* What is asked
Without the pictures, write out all the lines below exactly as they appear.

************

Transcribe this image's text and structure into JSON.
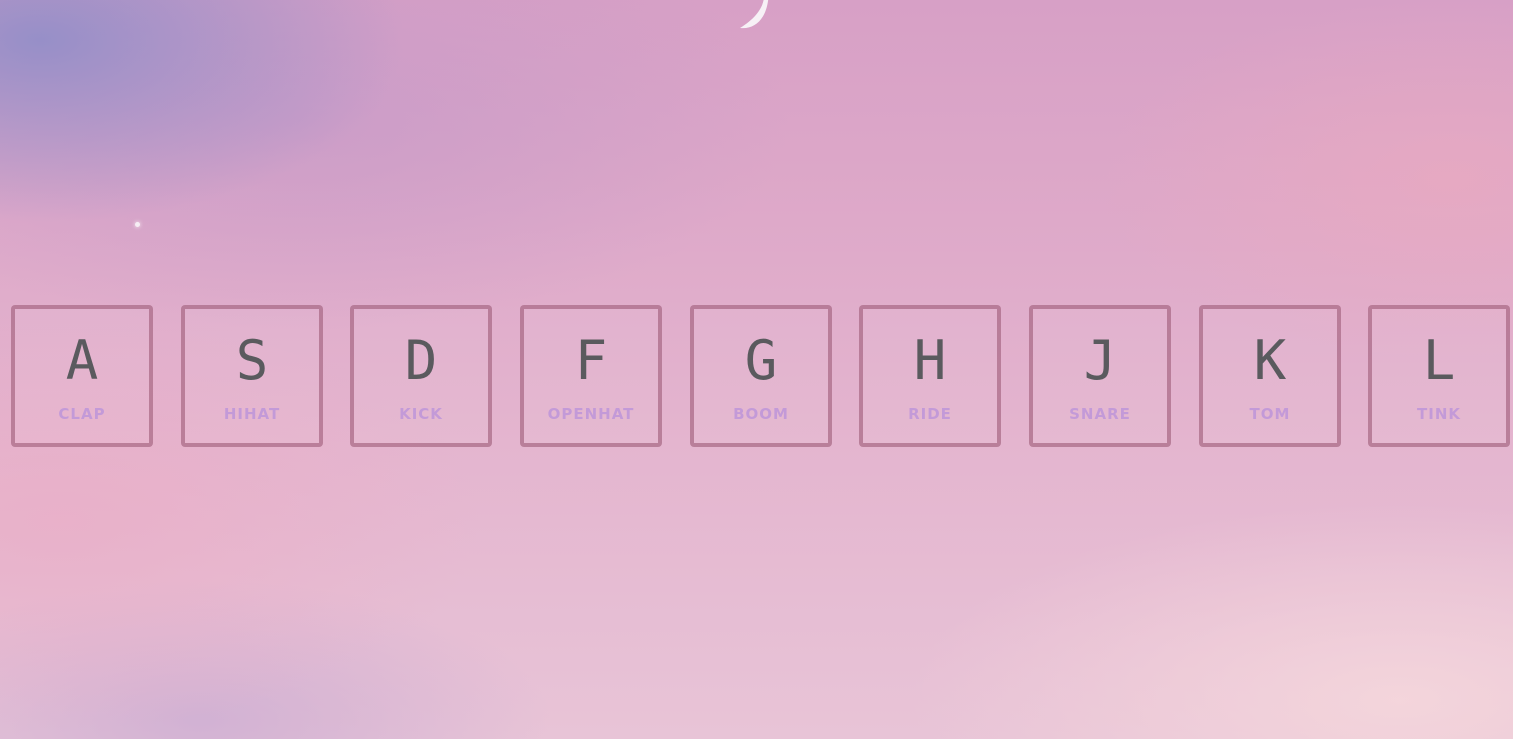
{
  "colors": {
    "key_border": "#a0607c",
    "letter": "#5a5a5e",
    "sound_label": "#c39ad8"
  },
  "decorations": {
    "moon": "crescent-moon-icon",
    "star": "star-icon"
  },
  "keys": [
    {
      "letter": "A",
      "sound": "CLAP"
    },
    {
      "letter": "S",
      "sound": "HIHAT"
    },
    {
      "letter": "D",
      "sound": "KICK"
    },
    {
      "letter": "F",
      "sound": "OPENHAT"
    },
    {
      "letter": "G",
      "sound": "BOOM"
    },
    {
      "letter": "H",
      "sound": "RIDE"
    },
    {
      "letter": "J",
      "sound": "SNARE"
    },
    {
      "letter": "K",
      "sound": "TOM"
    },
    {
      "letter": "L",
      "sound": "TINK"
    }
  ]
}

************

* Written response
Transcribe this image's text and structure into JSON.
{
  "colors": {
    "key_border": "#a0607c",
    "letter": "#5a5a5e",
    "sound_label": "#c39ad8"
  },
  "decorations": {
    "moon": "crescent-moon-icon",
    "star": "star-icon"
  },
  "keys": [
    {
      "letter": "A",
      "sound": "CLAP"
    },
    {
      "letter": "S",
      "sound": "HIHAT"
    },
    {
      "letter": "D",
      "sound": "KICK"
    },
    {
      "letter": "F",
      "sound": "OPENHAT"
    },
    {
      "letter": "G",
      "sound": "BOOM"
    },
    {
      "letter": "H",
      "sound": "RIDE"
    },
    {
      "letter": "J",
      "sound": "SNARE"
    },
    {
      "letter": "K",
      "sound": "TOM"
    },
    {
      "letter": "L",
      "sound": "TINK"
    }
  ]
}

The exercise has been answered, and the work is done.